# DATASET EXCERPTS

-=-=-=-=-

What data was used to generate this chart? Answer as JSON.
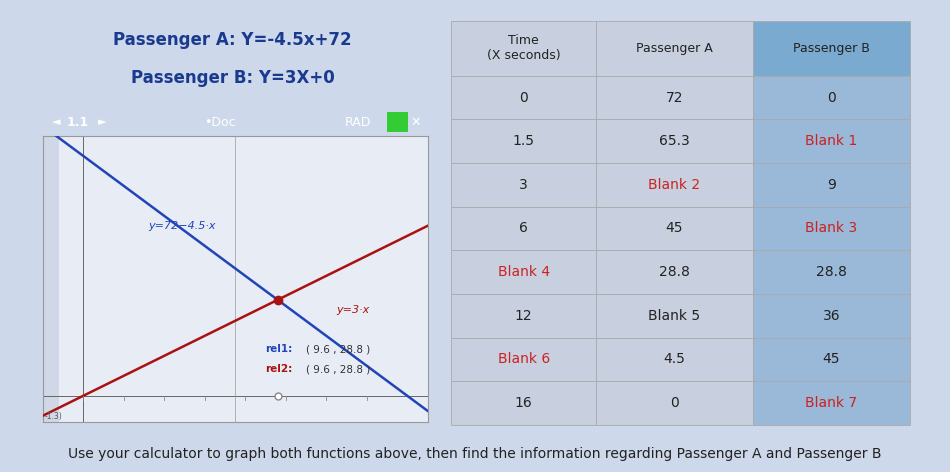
{
  "title_a": "Passenger A: Y=-4.5x+72",
  "title_b": "Passenger B: Y=3X+0",
  "title_color": "#1a3a8f",
  "title_fontsize": 12,
  "bottom_text": "Use your calculator to graph both functions above, then find the information regarding Passenger A and Passenger B",
  "bottom_text_color": "#222222",
  "bottom_fontsize": 10,
  "bg_color": "#cdd8ea",
  "graph": {
    "toolbar_text": "1.1",
    "toolbar_doc": "•Doc",
    "toolbar_rad": "RAD",
    "label_a": "y=72−4.5·x",
    "label_b": "y=3·x",
    "rel1": "rel1:",
    "rel1_coords": "( 9.6 , 28.8 )",
    "rel2": "rel2:",
    "rel2_coords": "( 9.6 , 28.8 )",
    "line_a_color": "#2244bb",
    "line_b_color": "#aa1111",
    "intersection_color": "#aa1111",
    "graph_bg": "#e8ecf4",
    "toolbar_bg": "#2a2a2a",
    "left_panel_bg": "#d0d8e8",
    "x_min": -2,
    "x_max": 17,
    "y_min": -8,
    "y_max": 78
  },
  "table": {
    "header_row": [
      "Time\n(X seconds)",
      "Passenger A",
      "Passenger B"
    ],
    "col_time_bg": "#c8d0e0",
    "col_a_bg": "#c8d0e0",
    "col_b_bg": "#9ab8d8",
    "col_b_header_bg": "#7aaad0",
    "row_bg_light": "#dde5ef",
    "row_bg_white": "#e8eef8",
    "rows": [
      {
        "time": "0",
        "a": "72",
        "b": "0",
        "a_red": false,
        "b_red": false,
        "t_red": false
      },
      {
        "time": "1.5",
        "a": "65.3",
        "b": "Blank 1",
        "a_red": false,
        "b_red": true,
        "t_red": false
      },
      {
        "time": "3",
        "a": "Blank 2",
        "b": "9",
        "a_red": true,
        "b_red": false,
        "t_red": false
      },
      {
        "time": "6",
        "a": "45",
        "b": "Blank 3",
        "a_red": false,
        "b_red": true,
        "t_red": false
      },
      {
        "time": "Blank 4",
        "a": "28.8",
        "b": "28.8",
        "a_red": false,
        "b_red": false,
        "t_red": true
      },
      {
        "time": "12",
        "a": "Blank 5",
        "b": "36",
        "a_red": false,
        "b_red": false,
        "t_red": false
      },
      {
        "time": "Blank 6",
        "a": "4.5",
        "b": "45",
        "a_red": false,
        "b_red": false,
        "t_red": true
      },
      {
        "time": "16",
        "a": "0",
        "b": "Blank 7",
        "a_red": false,
        "b_red": true,
        "t_red": false
      }
    ],
    "text_normal": "#222222",
    "text_red": "#cc2222",
    "fontsize": 10
  }
}
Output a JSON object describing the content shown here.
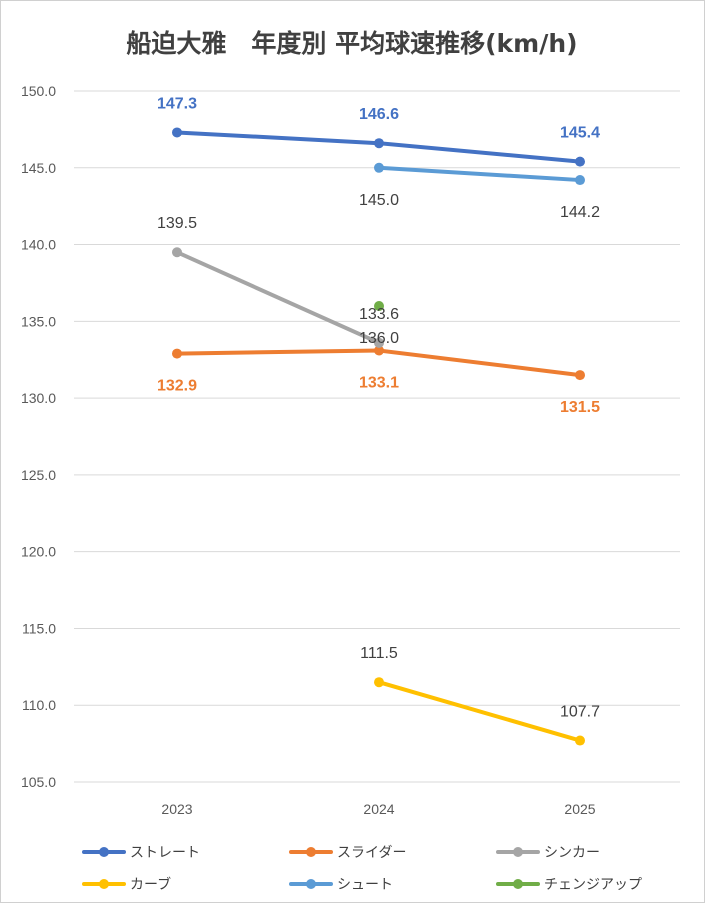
{
  "chart_data": {
    "type": "line",
    "title": "船迫大雅　年度別 平均球速推移(km/h)",
    "xlabel": "",
    "ylabel": "",
    "categories": [
      "2023",
      "2024",
      "2025"
    ],
    "ylim": [
      105.0,
      150.0
    ],
    "yticks": [
      "105.0",
      "110.0",
      "115.0",
      "120.0",
      "125.0",
      "130.0",
      "135.0",
      "140.0",
      "145.0",
      "150.0"
    ],
    "grid": true,
    "legend_position": "bottom",
    "series": [
      {
        "name": "ストレート",
        "color": "#4472C4",
        "values": [
          147.3,
          146.6,
          145.4
        ],
        "labels": [
          "147.3",
          "146.6",
          "145.4"
        ],
        "label_pos": [
          "above",
          "above",
          "above"
        ],
        "label_color": "#4472C4",
        "label_bold": true
      },
      {
        "name": "スライダー",
        "color": "#ED7D31",
        "values": [
          132.9,
          133.1,
          131.5
        ],
        "labels": [
          "132.9",
          "133.1",
          "131.5"
        ],
        "label_pos": [
          "below",
          "below",
          "below"
        ],
        "label_color": "#ED7D31",
        "label_bold": true
      },
      {
        "name": "シンカー",
        "color": "#A5A5A5",
        "values": [
          139.5,
          133.6,
          null
        ],
        "labels": [
          "139.5",
          "133.6",
          null
        ],
        "label_pos": [
          "above",
          "above",
          null
        ],
        "label_color": "#404040",
        "label_bold": false
      },
      {
        "name": "カーブ",
        "color": "#FFC000",
        "values": [
          null,
          111.5,
          107.7
        ],
        "labels": [
          null,
          "111.5",
          "107.7"
        ],
        "label_pos": [
          null,
          "above",
          "above"
        ],
        "label_color": "#404040",
        "label_bold": false
      },
      {
        "name": "シュート",
        "color": "#5B9BD5",
        "values": [
          null,
          145.0,
          144.2
        ],
        "labels": [
          null,
          "145.0",
          "144.2"
        ],
        "label_pos": [
          null,
          "below",
          "below"
        ],
        "label_color": "#404040",
        "label_bold": false
      },
      {
        "name": "チェンジアップ",
        "color": "#70AD47",
        "values": [
          null,
          136.0,
          null
        ],
        "labels": [
          null,
          "136.0",
          null
        ],
        "label_pos": [
          null,
          "below",
          null
        ],
        "label_color": "#404040",
        "label_bold": false
      }
    ]
  }
}
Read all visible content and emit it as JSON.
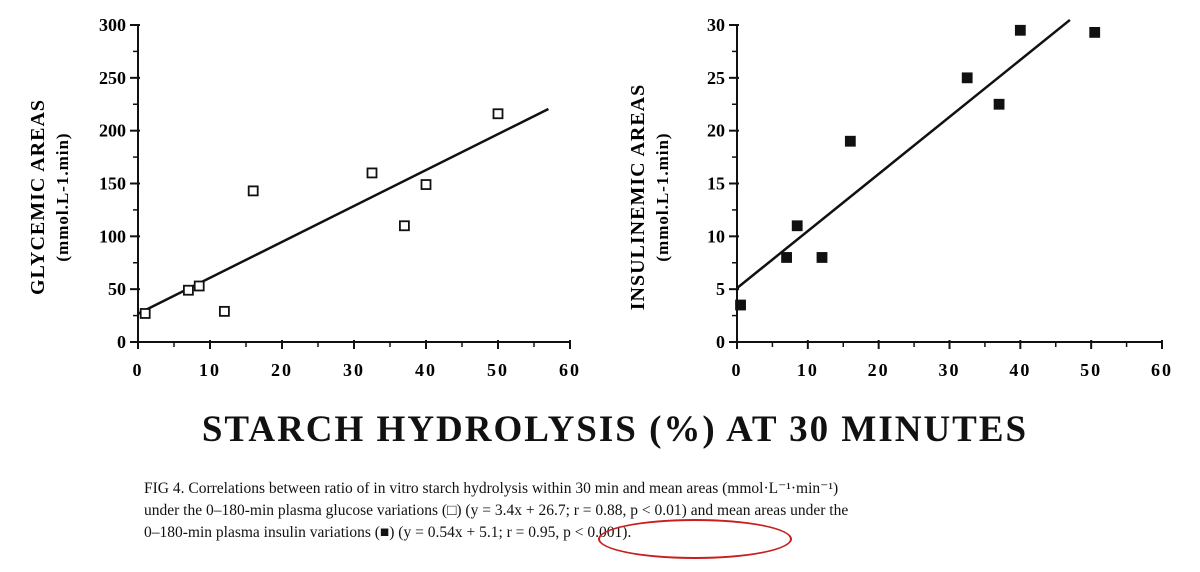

-=-=-=-=-

# WHAT IS BEING ASKED
Leaving all pictures aside, quote each record exactly.

# TASK SOLUTION
What data was used to generate this chart? Answer as JSON.
{
  "title_a": "Passenger A: Y=-4.5x+72",
  "title_b": "Passenger B: Y=3X+0",
  "title_color": "#1a3a8f",
  "title_fontsize": 12,
  "bottom_text": "Use your calculator to graph both functions above, then find the information regarding Passenger A and Passenger B",
  "bottom_text_color": "#222222",
  "bottom_fontsize": 10,
  "bg_color": "#cdd8ea",
  "graph": {
    "toolbar_text": "1.1",
    "toolbar_doc": "•Doc",
    "toolbar_rad": "RAD",
    "label_a": "y=72−4.5·x",
    "label_b": "y=3·x",
    "rel1": "rel1:",
    "rel1_coords": "( 9.6 , 28.8 )",
    "rel2": "rel2:",
    "rel2_coords": "( 9.6 , 28.8 )",
    "line_a_color": "#2244bb",
    "line_b_color": "#aa1111",
    "intersection_color": "#aa1111",
    "graph_bg": "#e8ecf4",
    "toolbar_bg": "#2a2a2a",
    "left_panel_bg": "#d0d8e8",
    "x_min": -2,
    "x_max": 17,
    "y_min": -8,
    "y_max": 78
  },
  "table": {
    "header_row": [
      "Time\n(X seconds)",
      "Passenger A",
      "Passenger B"
    ],
    "col_time_bg": "#c8d0e0",
    "col_a_bg": "#c8d0e0",
    "col_b_bg": "#9ab8d8",
    "col_b_header_bg": "#7aaad0",
    "row_bg_light": "#dde5ef",
    "row_bg_white": "#e8eef8",
    "rows": [
      {
        "time": "0",
        "a": "72",
        "b": "0",
        "a_red": false,
        "b_red": false,
        "t_red": false
      },
      {
        "time": "1.5",
        "a": "65.3",
        "b": "Blank 1",
        "a_red": false,
        "b_red": true,
        "t_red": false
      },
      {
        "time": "3",
        "a": "Blank 2",
        "b": "9",
        "a_red": true,
        "b_red": false,
        "t_red": false
      },
      {
        "time": "6",
        "a": "45",
        "b": "Blank 3",
        "a_red": false,
        "b_red": true,
        "t_red": false
      },
      {
        "time": "Blank 4",
        "a": "28.8",
        "b": "28.8",
        "a_red": false,
        "b_red": false,
        "t_red": true
      },
      {
        "time": "12",
        "a": "Blank 5",
        "b": "36",
        "a_red": false,
        "b_red": false,
        "t_red": false
      },
      {
        "time": "Blank 6",
        "a": "4.5",
        "b": "45",
        "a_red": false,
        "b_red": false,
        "t_red": true
      },
      {
        "time": "16",
        "a": "0",
        "b": "Blank 7",
        "a_red": false,
        "b_red": true,
        "t_red": false
      }
    ],
    "text_normal": "#222222",
    "text_red": "#cc2222",
    "fontsize": 10
  }
}
Output a JSON object describing the content shown here.
{
  "chart_data": {
    "type": "line",
    "title": "船迫大雅　年度別 平均球速推移(km/h)",
    "xlabel": "",
    "ylabel": "",
    "categories": [
      "2023",
      "2024",
      "2025"
    ],
    "ylim": [
      105.0,
      150.0
    ],
    "yticks": [
      "105.0",
      "110.0",
      "115.0",
      "120.0",
      "125.0",
      "130.0",
      "135.0",
      "140.0",
      "145.0",
      "150.0"
    ],
    "grid": true,
    "legend_position": "bottom",
    "series": [
      {
        "name": "ストレート",
        "color": "#4472C4",
        "values": [
          147.3,
          146.6,
          145.4
        ],
        "labels": [
          "147.3",
          "146.6",
          "145.4"
        ],
        "label_pos": [
          "above",
          "above",
          "above"
        ],
        "label_color": "#4472C4",
        "label_bold": true
      },
      {
        "name": "スライダー",
        "color": "#ED7D31",
        "values": [
          132.9,
          133.1,
          131.5
        ],
        "labels": [
          "132.9",
          "133.1",
          "131.5"
        ],
        "label_pos": [
          "below",
          "below",
          "below"
        ],
        "label_color": "#ED7D31",
        "label_bold": true
      },
      {
        "name": "シンカー",
        "color": "#A5A5A5",
        "values": [
          139.5,
          133.6,
          null
        ],
        "labels": [
          "139.5",
          "133.6",
          null
        ],
        "label_pos": [
          "above",
          "above",
          null
        ],
        "label_color": "#404040",
        "label_bold": false
      },
      {
        "name": "カーブ",
        "color": "#FFC000",
        "values": [
          null,
          111.5,
          107.7
        ],
        "labels": [
          null,
          "111.5",
          "107.7"
        ],
        "label_pos": [
          null,
          "above",
          "above"
        ],
        "label_color": "#404040",
        "label_bold": false
      },
      {
        "name": "シュート",
        "color": "#5B9BD5",
        "values": [
          null,
          145.0,
          144.2
        ],
        "labels": [
          null,
          "145.0",
          "144.2"
        ],
        "label_pos": [
          null,
          "below",
          "below"
        ],
        "label_color": "#404040",
        "label_bold": false
      },
      {
        "name": "チェンジアップ",
        "color": "#70AD47",
        "values": [
          null,
          136.0,
          null
        ],
        "labels": [
          null,
          "136.0",
          null
        ],
        "label_pos": [
          null,
          "below",
          null
        ],
        "label_color": "#404040",
        "label_bold": false
      }
    ]
  }
}
Read all visible content and emit it as JSON.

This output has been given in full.